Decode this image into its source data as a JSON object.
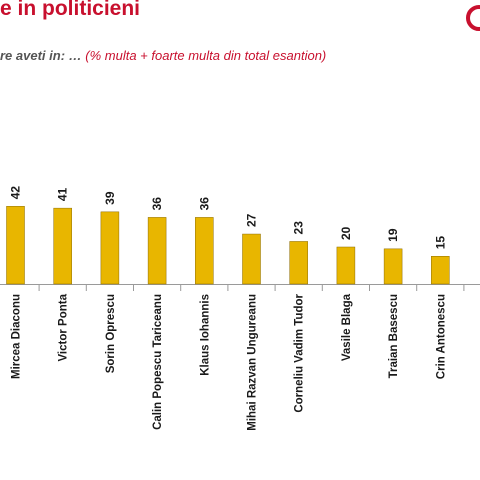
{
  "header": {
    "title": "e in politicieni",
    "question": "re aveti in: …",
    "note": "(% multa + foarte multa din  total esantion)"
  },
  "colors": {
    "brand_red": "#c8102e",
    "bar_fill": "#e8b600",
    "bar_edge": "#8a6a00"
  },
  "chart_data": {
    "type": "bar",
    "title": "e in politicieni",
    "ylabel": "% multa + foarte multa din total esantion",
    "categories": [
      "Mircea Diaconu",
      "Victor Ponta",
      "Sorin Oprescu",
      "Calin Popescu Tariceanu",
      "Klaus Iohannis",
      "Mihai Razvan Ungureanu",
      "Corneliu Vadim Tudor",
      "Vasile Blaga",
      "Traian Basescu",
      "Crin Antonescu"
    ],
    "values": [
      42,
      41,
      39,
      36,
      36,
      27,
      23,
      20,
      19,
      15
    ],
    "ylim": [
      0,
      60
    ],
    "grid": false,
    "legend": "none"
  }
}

Task statement —
Write the entries above out in full, exactly, with no images.

Solution below —
Decode this image into its source data as a JSON object.
{
  "header": {
    "title": "e in politicieni",
    "question": "re aveti in: …",
    "note": "(% multa + foarte multa din  total esantion)"
  },
  "colors": {
    "brand_red": "#c8102e",
    "bar_fill": "#e8b600",
    "bar_edge": "#8a6a00"
  },
  "chart_data": {
    "type": "bar",
    "title": "e in politicieni",
    "ylabel": "% multa + foarte multa din total esantion",
    "categories": [
      "Mircea Diaconu",
      "Victor Ponta",
      "Sorin Oprescu",
      "Calin Popescu Tariceanu",
      "Klaus Iohannis",
      "Mihai Razvan Ungureanu",
      "Corneliu Vadim Tudor",
      "Vasile Blaga",
      "Traian Basescu",
      "Crin Antonescu"
    ],
    "values": [
      42,
      41,
      39,
      36,
      36,
      27,
      23,
      20,
      19,
      15
    ],
    "ylim": [
      0,
      60
    ],
    "grid": false,
    "legend": "none"
  }
}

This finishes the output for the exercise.